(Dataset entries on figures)
****************

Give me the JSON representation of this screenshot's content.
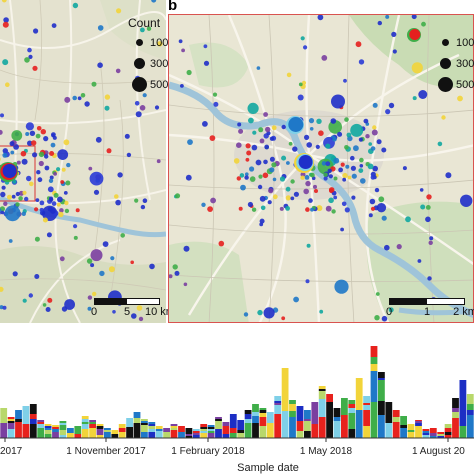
{
  "panels": {
    "a": {
      "letter": ""
    },
    "b": {
      "letter": "b"
    }
  },
  "legend": {
    "title": "Count",
    "entries_a": [
      "100",
      "300",
      "500"
    ],
    "entries_b": [
      "100-",
      "300",
      "500"
    ]
  },
  "scalebars": {
    "a": {
      "labels": [
        "0",
        "5",
        "10 km"
      ]
    },
    "b": {
      "labels": [
        "0",
        "1",
        "2 km"
      ]
    }
  },
  "colors": {
    "river": "#9fc4d9",
    "road_major": "#f6f2e6",
    "panel_b_border": "#d9534f",
    "dot_blue": "#1f2fc9",
    "dot_red": "#e5201f"
  },
  "chart_data": {
    "type": "bar",
    "stacked": true,
    "xlabel": "Sample date",
    "x_tick_labels": [
      "2017",
      "1 November 2017",
      "1 February 2018",
      "1 May 2018",
      "1 August 20"
    ],
    "series_colors": [
      "#1c2ec4",
      "#1f78c8",
      "#3fae49",
      "#b8d86b",
      "#f2d43a",
      "#7a3fa0",
      "#e7221d",
      "#111111",
      "#7fd0e8"
    ]
  }
}
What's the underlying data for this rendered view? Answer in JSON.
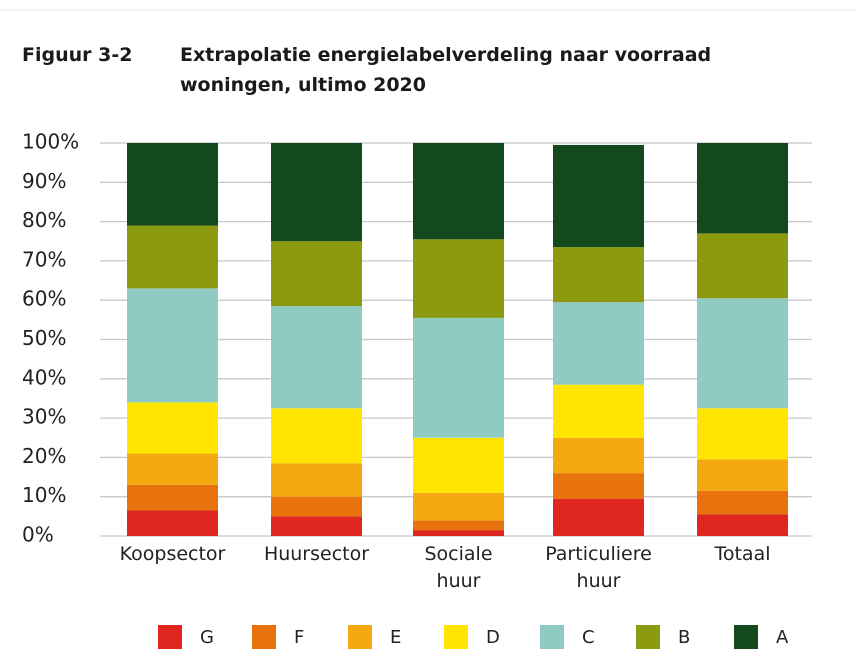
{
  "chart_data": {
    "type": "stacked_bar",
    "figure_label": "Figuur 3-2",
    "title": "Extrapolatie energielabelverdeling naar voorraad woningen, ultimo 2020",
    "categories": [
      "Koopsector",
      "Huursector",
      "Sociale\nhuur",
      "Particuliere\nhuur",
      "Totaal"
    ],
    "series": [
      {
        "name": "G",
        "color": "#e0271f",
        "values": [
          6.5,
          5,
          1.5,
          9.5,
          5.5
        ]
      },
      {
        "name": "F",
        "color": "#e8720c",
        "values": [
          6.5,
          5,
          2.5,
          6.5,
          6
        ]
      },
      {
        "name": "E",
        "color": "#f4a911",
        "values": [
          8,
          8.5,
          7,
          9,
          8
        ]
      },
      {
        "name": "D",
        "color": "#ffe500",
        "values": [
          13,
          14,
          14,
          13.5,
          13
        ]
      },
      {
        "name": "C",
        "color": "#8fcbc3",
        "values": [
          29,
          26,
          30.5,
          21,
          28
        ]
      },
      {
        "name": "B",
        "color": "#8c9a10",
        "values": [
          16,
          16.5,
          20,
          14,
          16.5
        ]
      },
      {
        "name": "A",
        "color": "#124a1e",
        "values": [
          21,
          25,
          24.5,
          26,
          23
        ]
      }
    ],
    "ylim": [
      0,
      100
    ],
    "yticks": [
      {
        "value": 0,
        "label": "0%"
      },
      {
        "value": 10,
        "label": "10%"
      },
      {
        "value": 20,
        "label": "20%"
      },
      {
        "value": 30,
        "label": "30%"
      },
      {
        "value": 40,
        "label": "40%"
      },
      {
        "value": 50,
        "label": "50%"
      },
      {
        "value": 60,
        "label": "60%"
      },
      {
        "value": 70,
        "label": "70%"
      },
      {
        "value": 80,
        "label": "80%"
      },
      {
        "value": 90,
        "label": "90%"
      },
      {
        "value": 100,
        "label": "100%"
      }
    ],
    "grid": true,
    "legend": "bottom"
  }
}
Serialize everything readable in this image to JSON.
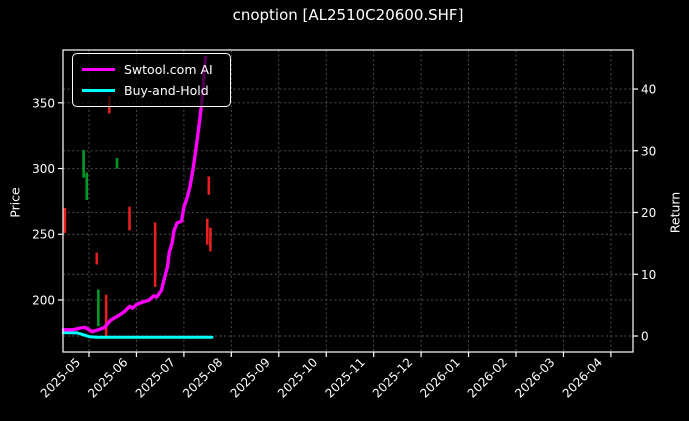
{
  "chart_data": {
    "type": "mixed",
    "title": "cnoption [AL2510C20600.SHF]",
    "ylabel_left": "Price",
    "ylabel_right": "Return",
    "x_ticks": [
      "2025-05",
      "2025-06",
      "2025-07",
      "2025-08",
      "2025-09",
      "2025-10",
      "2025-11",
      "2025-12",
      "2026-01",
      "2026-02",
      "2026-03",
      "2026-04"
    ],
    "y_left_ticks": [
      200,
      250,
      300,
      350
    ],
    "y_right_ticks": [
      0,
      10,
      20,
      30,
      40
    ],
    "x_domain_months": [
      -0.548,
      11.466
    ],
    "y_left_domain": [
      160.4,
      390.2
    ],
    "y_right_domain": [
      -2.59,
      46.32
    ],
    "grid": true,
    "legend_position": "upper left",
    "background_color": "#000000",
    "text_color": "#ffffff",
    "grid_color": "#4f4f4f",
    "candle_up_color": "#009926",
    "candle_down_color": "#e62020",
    "candles": [
      {
        "date": "2025-04-16",
        "high": 270,
        "low": 251,
        "dir": "down"
      },
      {
        "date": "2025-04-28",
        "high": 314,
        "low": 293,
        "dir": "up"
      },
      {
        "date": "2025-04-30",
        "high": 297,
        "low": 276,
        "dir": "up"
      },
      {
        "date": "2025-05-06",
        "high": 236,
        "low": 227,
        "dir": "down"
      },
      {
        "date": "2025-05-07",
        "high": 208,
        "low": 180,
        "dir": "up"
      },
      {
        "date": "2025-05-12",
        "high": 204,
        "low": 172,
        "dir": "down"
      },
      {
        "date": "2025-05-14",
        "high": 355,
        "low": 342,
        "dir": "down"
      },
      {
        "date": "2025-05-19",
        "high": 308,
        "low": 300,
        "dir": "up"
      },
      {
        "date": "2025-05-27",
        "high": 271,
        "low": 253,
        "dir": "down"
      },
      {
        "date": "2025-06-13",
        "high": 259,
        "low": 210,
        "dir": "down"
      },
      {
        "date": "2025-07-16",
        "high": 262,
        "low": 242,
        "dir": "down"
      },
      {
        "date": "2025-07-17",
        "high": 294,
        "low": 280,
        "dir": "down"
      },
      {
        "date": "2025-07-18",
        "high": 255,
        "low": 237,
        "dir": "down"
      }
    ],
    "series": [
      {
        "name": "Swtool.com AI",
        "axis": "right",
        "color": "#ff00ff",
        "points": [
          [
            "2025-04-15",
            1.0
          ],
          [
            "2025-04-21",
            1.0
          ],
          [
            "2025-04-26",
            1.3
          ],
          [
            "2025-04-29",
            1.4
          ],
          [
            "2025-05-03",
            0.7
          ],
          [
            "2025-05-07",
            1.0
          ],
          [
            "2025-05-11",
            1.4
          ],
          [
            "2025-05-15",
            2.6
          ],
          [
            "2025-05-20",
            3.3
          ],
          [
            "2025-05-24",
            4.0
          ],
          [
            "2025-05-27",
            4.8
          ],
          [
            "2025-05-29",
            4.5
          ],
          [
            "2025-06-01",
            5.1
          ],
          [
            "2025-06-05",
            5.5
          ],
          [
            "2025-06-09",
            5.8
          ],
          [
            "2025-06-12",
            6.5
          ],
          [
            "2025-06-14",
            6.3
          ],
          [
            "2025-06-17",
            7.4
          ],
          [
            "2025-06-19",
            9.4
          ],
          [
            "2025-06-21",
            11.3
          ],
          [
            "2025-06-22",
            13.5
          ],
          [
            "2025-06-24",
            15.2
          ],
          [
            "2025-06-25",
            17.0
          ],
          [
            "2025-06-27",
            18.3
          ],
          [
            "2025-06-30",
            18.6
          ],
          [
            "2025-07-01",
            20.9
          ],
          [
            "2025-07-03",
            22.3
          ],
          [
            "2025-07-05",
            24.3
          ],
          [
            "2025-07-07",
            27.2
          ],
          [
            "2025-07-09",
            30.8
          ],
          [
            "2025-07-11",
            34.7
          ],
          [
            "2025-07-13",
            39.0
          ],
          [
            "2025-07-14",
            43.0
          ],
          [
            "2025-07-15",
            45.1
          ]
        ]
      },
      {
        "name": "Buy-and-Hold",
        "axis": "right",
        "color": "#00ffff",
        "points": [
          [
            "2025-04-15",
            0.55
          ],
          [
            "2025-04-24",
            0.5
          ],
          [
            "2025-04-28",
            0.2
          ],
          [
            "2025-05-01",
            -0.1
          ],
          [
            "2025-05-06",
            -0.2
          ],
          [
            "2025-07-19",
            -0.2
          ]
        ]
      }
    ]
  }
}
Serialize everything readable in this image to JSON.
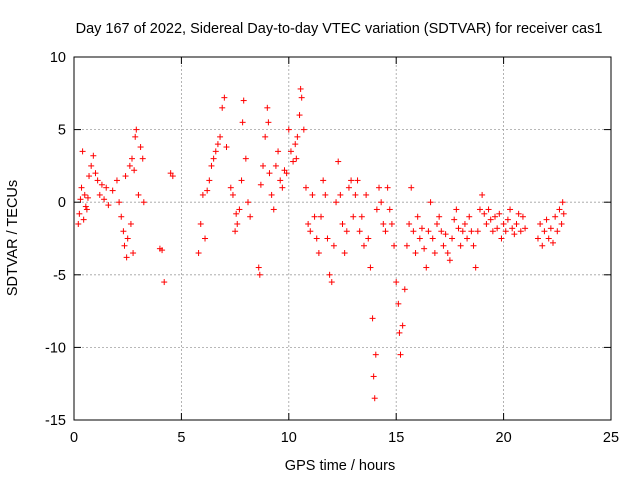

****************

== Task to complete ==
From the data above, copy each line that has the string "type".

== Final result ==
    "type": "bar",
    "type": "stacked_bar",
    "type": "mixed",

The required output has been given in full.